> Supplied records
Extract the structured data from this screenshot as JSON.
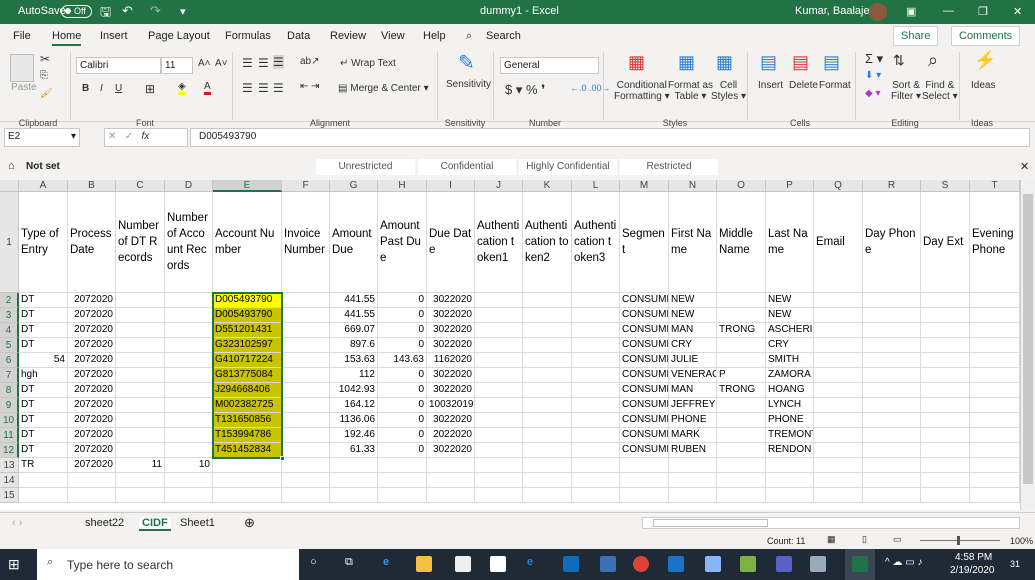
{
  "titlebar": {
    "autosave_label": "AutoSave",
    "autosave_state": "Off",
    "title": "dummy1 - Excel",
    "user": "Kumar, Baalajee"
  },
  "tabs": [
    "File",
    "Home",
    "Insert",
    "Page Layout",
    "Formulas",
    "Data",
    "Review",
    "View",
    "Help"
  ],
  "search_label": "Search",
  "share_label": "Share",
  "comments_label": "Comments",
  "ribbon": {
    "paste": "Paste",
    "font_name": "Calibri",
    "font_size": "11",
    "wrap_text": "Wrap Text",
    "merge_center": "Merge & Center",
    "sensitivity": "Sensitivity",
    "number_format": "General",
    "conditional": "Conditional",
    "formatting": "Formatting",
    "format_as": "Format as",
    "table": "Table",
    "cell": "Cell",
    "styles": "Styles",
    "insert": "Insert",
    "delete": "Delete",
    "format": "Format",
    "sort": "Sort &",
    "filter": "Filter",
    "find": "Find &",
    "select": "Select",
    "ideas": "Ideas",
    "groups": [
      "Clipboard",
      "Font",
      "Alignment",
      "Sensitivity",
      "Number",
      "Styles",
      "Cells",
      "Editing",
      "Ideas"
    ],
    "font_color": "#e81123",
    "fill_color": "#ffff00"
  },
  "formula_bar": {
    "name_box": "E2",
    "formula": "D005493790"
  },
  "sensitivity_bar": {
    "status": "Not set",
    "labels": [
      "Unrestricted",
      "Confidential",
      "Highly Confidential",
      "Restricted"
    ]
  },
  "columns": [
    "A",
    "B",
    "C",
    "D",
    "E",
    "F",
    "G",
    "H",
    "I",
    "J",
    "K",
    "L",
    "M",
    "N",
    "O",
    "P",
    "Q",
    "R",
    "S",
    "T"
  ],
  "rows": [
    [
      "Type of Entry",
      "Process Date",
      "Number of DT Records",
      "Number of Account Records",
      "Account Number",
      "Invoice Number",
      "Amount Due",
      "Amount Past Due",
      "Due Date",
      "Authentication token1",
      "Authentication token2",
      "Authentication token3",
      "Segment",
      "First Name",
      "Middle Name",
      "Last Name",
      "Email",
      "Day Phone",
      "Day Ext",
      "Evening Phone"
    ],
    [
      "DT",
      "2072020",
      "",
      "",
      "D005493790",
      "",
      "441.55",
      "0",
      "3022020",
      "",
      "",
      "",
      "CONSUME",
      "NEW",
      "",
      "NEW"
    ],
    [
      "DT",
      "2072020",
      "",
      "",
      "D005493790",
      "",
      "441.55",
      "0",
      "3022020",
      "",
      "",
      "",
      "CONSUME",
      "NEW",
      "",
      "NEW"
    ],
    [
      "DT",
      "2072020",
      "",
      "",
      "D551201431",
      "",
      "669.07",
      "0",
      "3022020",
      "",
      "",
      "",
      "CONSUME",
      "MAN",
      "TRONG",
      "ASCHERIN"
    ],
    [
      "DT",
      "2072020",
      "",
      "",
      "G323102597",
      "",
      "897.6",
      "0",
      "3022020",
      "",
      "",
      "",
      "CONSUME",
      "CRY",
      "",
      "CRY"
    ],
    [
      "54",
      "2072020",
      "",
      "",
      "G410717224",
      "",
      "153.63",
      "143.63",
      "1162020",
      "",
      "",
      "",
      "CONSUME",
      "JULIE",
      "",
      "SMITH"
    ],
    [
      "hgh",
      "2072020",
      "",
      "",
      "G813775084",
      "",
      "112",
      "0",
      "3022020",
      "",
      "",
      "",
      "CONSUME",
      "VENERACI",
      "P",
      "ZAMORA"
    ],
    [
      "DT",
      "2072020",
      "",
      "",
      "J294668406",
      "",
      "1042.93",
      "0",
      "3022020",
      "",
      "",
      "",
      "CONSUME",
      "MAN",
      "TRONG",
      "HOANG"
    ],
    [
      "DT",
      "2072020",
      "",
      "",
      "M002382725",
      "",
      "164.12",
      "0",
      "10032019",
      "",
      "",
      "",
      "CONSUME",
      "JEFFREY",
      "",
      "LYNCH"
    ],
    [
      "DT",
      "2072020",
      "",
      "",
      "T131650856",
      "",
      "1136.06",
      "0",
      "3022020",
      "",
      "",
      "",
      "CONSUME",
      "PHONE",
      "",
      "PHONE"
    ],
    [
      "DT",
      "2072020",
      "",
      "",
      "T153994786",
      "",
      "192.46",
      "0",
      "2022020",
      "",
      "",
      "",
      "CONSUME",
      "MARK",
      "",
      "TREMONTI"
    ],
    [
      "DT",
      "2072020",
      "",
      "",
      "T451452834",
      "",
      "61.33",
      "0",
      "3022020",
      "",
      "",
      "",
      "CONSUME",
      "RUBEN",
      "",
      "RENDON"
    ],
    [
      "TR",
      "2072020",
      "11",
      "10"
    ],
    [],
    []
  ],
  "selection": {
    "range": "E2:E12",
    "active": "E2",
    "fill": "#c8c400",
    "active_fill": "#ffff00",
    "border": "#217346"
  },
  "sheets": [
    "sheet22",
    "CIDF",
    "Sheet1"
  ],
  "active_sheet": "CIDF",
  "status": {
    "count": "Count: 11",
    "zoom": "100%"
  },
  "taskbar": {
    "search_placeholder": "Type here to search",
    "time": "4:58 PM",
    "date": "2/19/2020",
    "notifications": "31"
  }
}
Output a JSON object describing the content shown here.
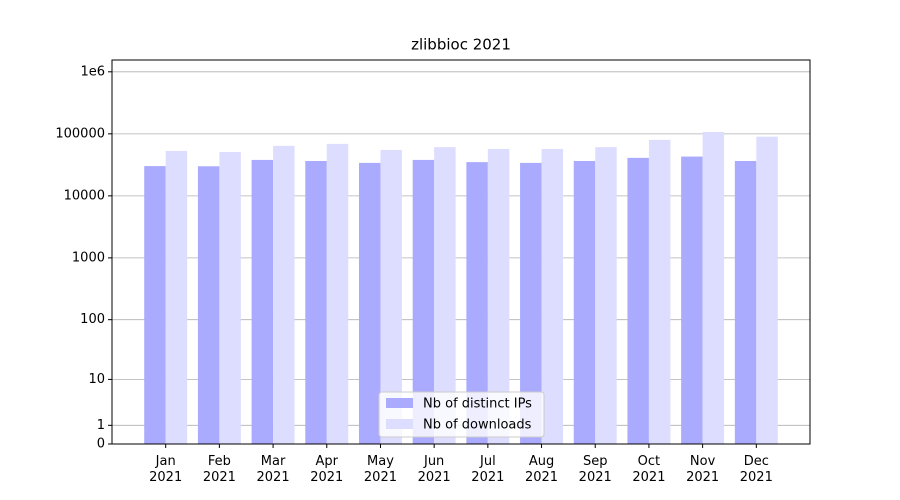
{
  "chart_data": {
    "type": "bar",
    "title": "zlibbioc 2021",
    "categories": [
      "Jan 2021",
      "Feb 2021",
      "Mar 2021",
      "Apr 2021",
      "May 2021",
      "Jun 2021",
      "Jul 2021",
      "Aug 2021",
      "Sep 2021",
      "Oct 2021",
      "Nov 2021",
      "Dec 2021"
    ],
    "series": [
      {
        "name": "Nb of distinct IPs",
        "color": "#aaaaff",
        "values": [
          30200,
          30000,
          38000,
          36500,
          34000,
          38000,
          35000,
          34000,
          36500,
          41000,
          43000,
          36500
        ]
      },
      {
        "name": "Nb of downloads",
        "color": "#ddddff",
        "values": [
          53000,
          51000,
          64000,
          69000,
          55000,
          61000,
          57000,
          57000,
          61000,
          80000,
          107000,
          90000
        ]
      }
    ],
    "y_scale": "symlog",
    "ylim": [
      0,
      1550000
    ],
    "yticks": [
      0,
      1,
      10,
      100,
      1000,
      10000,
      100000,
      {
        "value": 1000000,
        "label": "1e6"
      }
    ],
    "grid": true,
    "legend": "lower center"
  }
}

> Exercise
Print all of the records shown above exactly, leaving out each picture.

> Output
Extract the structured data from this screenshot as JSON.
{
  "titlebar": {
    "autosave_label": "AutoSave",
    "autosave_state": "Off",
    "title": "dummy1 - Excel",
    "user": "Kumar, Baalajee"
  },
  "tabs": [
    "File",
    "Home",
    "Insert",
    "Page Layout",
    "Formulas",
    "Data",
    "Review",
    "View",
    "Help"
  ],
  "search_label": "Search",
  "share_label": "Share",
  "comments_label": "Comments",
  "ribbon": {
    "paste": "Paste",
    "font_name": "Calibri",
    "font_size": "11",
    "wrap_text": "Wrap Text",
    "merge_center": "Merge & Center",
    "sensitivity": "Sensitivity",
    "number_format": "General",
    "conditional": "Conditional",
    "formatting": "Formatting",
    "format_as": "Format as",
    "table": "Table",
    "cell": "Cell",
    "styles": "Styles",
    "insert": "Insert",
    "delete": "Delete",
    "format": "Format",
    "sort": "Sort &",
    "filter": "Filter",
    "find": "Find &",
    "select": "Select",
    "ideas": "Ideas",
    "groups": [
      "Clipboard",
      "Font",
      "Alignment",
      "Sensitivity",
      "Number",
      "Styles",
      "Cells",
      "Editing",
      "Ideas"
    ],
    "font_color": "#e81123",
    "fill_color": "#ffff00"
  },
  "formula_bar": {
    "name_box": "E2",
    "formula": "D005493790"
  },
  "sensitivity_bar": {
    "status": "Not set",
    "labels": [
      "Unrestricted",
      "Confidential",
      "Highly Confidential",
      "Restricted"
    ]
  },
  "columns": [
    "A",
    "B",
    "C",
    "D",
    "E",
    "F",
    "G",
    "H",
    "I",
    "J",
    "K",
    "L",
    "M",
    "N",
    "O",
    "P",
    "Q",
    "R",
    "S",
    "T"
  ],
  "rows": [
    [
      "Type of Entry",
      "Process Date",
      "Number of DT Records",
      "Number of Account Records",
      "Account Number",
      "Invoice Number",
      "Amount Due",
      "Amount Past Due",
      "Due Date",
      "Authentication token1",
      "Authentication token2",
      "Authentication token3",
      "Segment",
      "First Name",
      "Middle Name",
      "Last Name",
      "Email",
      "Day Phone",
      "Day Ext",
      "Evening Phone"
    ],
    [
      "DT",
      "2072020",
      "",
      "",
      "D005493790",
      "",
      "441.55",
      "0",
      "3022020",
      "",
      "",
      "",
      "CONSUME",
      "NEW",
      "",
      "NEW"
    ],
    [
      "DT",
      "2072020",
      "",
      "",
      "D005493790",
      "",
      "441.55",
      "0",
      "3022020",
      "",
      "",
      "",
      "CONSUME",
      "NEW",
      "",
      "NEW"
    ],
    [
      "DT",
      "2072020",
      "",
      "",
      "D551201431",
      "",
      "669.07",
      "0",
      "3022020",
      "",
      "",
      "",
      "CONSUME",
      "MAN",
      "TRONG",
      "ASCHERIN"
    ],
    [
      "DT",
      "2072020",
      "",
      "",
      "G323102597",
      "",
      "897.6",
      "0",
      "3022020",
      "",
      "",
      "",
      "CONSUME",
      "CRY",
      "",
      "CRY"
    ],
    [
      "54",
      "2072020",
      "",
      "",
      "G410717224",
      "",
      "153.63",
      "143.63",
      "1162020",
      "",
      "",
      "",
      "CONSUME",
      "JULIE",
      "",
      "SMITH"
    ],
    [
      "hgh",
      "2072020",
      "",
      "",
      "G813775084",
      "",
      "112",
      "0",
      "3022020",
      "",
      "",
      "",
      "CONSUME",
      "VENERACI",
      "P",
      "ZAMORA"
    ],
    [
      "DT",
      "2072020",
      "",
      "",
      "J294668406",
      "",
      "1042.93",
      "0",
      "3022020",
      "",
      "",
      "",
      "CONSUME",
      "MAN",
      "TRONG",
      "HOANG"
    ],
    [
      "DT",
      "2072020",
      "",
      "",
      "M002382725",
      "",
      "164.12",
      "0",
      "10032019",
      "",
      "",
      "",
      "CONSUME",
      "JEFFREY",
      "",
      "LYNCH"
    ],
    [
      "DT",
      "2072020",
      "",
      "",
      "T131650856",
      "",
      "1136.06",
      "0",
      "3022020",
      "",
      "",
      "",
      "CONSUME",
      "PHONE",
      "",
      "PHONE"
    ],
    [
      "DT",
      "2072020",
      "",
      "",
      "T153994786",
      "",
      "192.46",
      "0",
      "2022020",
      "",
      "",
      "",
      "CONSUME",
      "MARK",
      "",
      "TREMONTI"
    ],
    [
      "DT",
      "2072020",
      "",
      "",
      "T451452834",
      "",
      "61.33",
      "0",
      "3022020",
      "",
      "",
      "",
      "CONSUME",
      "RUBEN",
      "",
      "RENDON"
    ],
    [
      "TR",
      "2072020",
      "11",
      "10"
    ],
    [],
    []
  ],
  "selection": {
    "range": "E2:E12",
    "active": "E2",
    "fill": "#c8c400",
    "active_fill": "#ffff00",
    "border": "#217346"
  },
  "sheets": [
    "sheet22",
    "CIDF",
    "Sheet1"
  ],
  "active_sheet": "CIDF",
  "status": {
    "count": "Count: 11",
    "zoom": "100%"
  },
  "taskbar": {
    "search_placeholder": "Type here to search",
    "time": "4:58 PM",
    "date": "2/19/2020",
    "notifications": "31"
  }
}
Output a JSON object describing the content shown here.
{
  "chart_data": {
    "type": "bar",
    "title": "zlibbioc 2021",
    "categories": [
      "Jan 2021",
      "Feb 2021",
      "Mar 2021",
      "Apr 2021",
      "May 2021",
      "Jun 2021",
      "Jul 2021",
      "Aug 2021",
      "Sep 2021",
      "Oct 2021",
      "Nov 2021",
      "Dec 2021"
    ],
    "series": [
      {
        "name": "Nb of distinct IPs",
        "color": "#aaaaff",
        "values": [
          30200,
          30000,
          38000,
          36500,
          34000,
          38000,
          35000,
          34000,
          36500,
          41000,
          43000,
          36500
        ]
      },
      {
        "name": "Nb of downloads",
        "color": "#ddddff",
        "values": [
          53000,
          51000,
          64000,
          69000,
          55000,
          61000,
          57000,
          57000,
          61000,
          80000,
          107000,
          90000
        ]
      }
    ],
    "y_scale": "symlog",
    "ylim": [
      0,
      1550000
    ],
    "yticks": [
      0,
      1,
      10,
      100,
      1000,
      10000,
      100000,
      {
        "value": 1000000,
        "label": "1e6"
      }
    ],
    "grid": true,
    "legend": "lower center"
  }
}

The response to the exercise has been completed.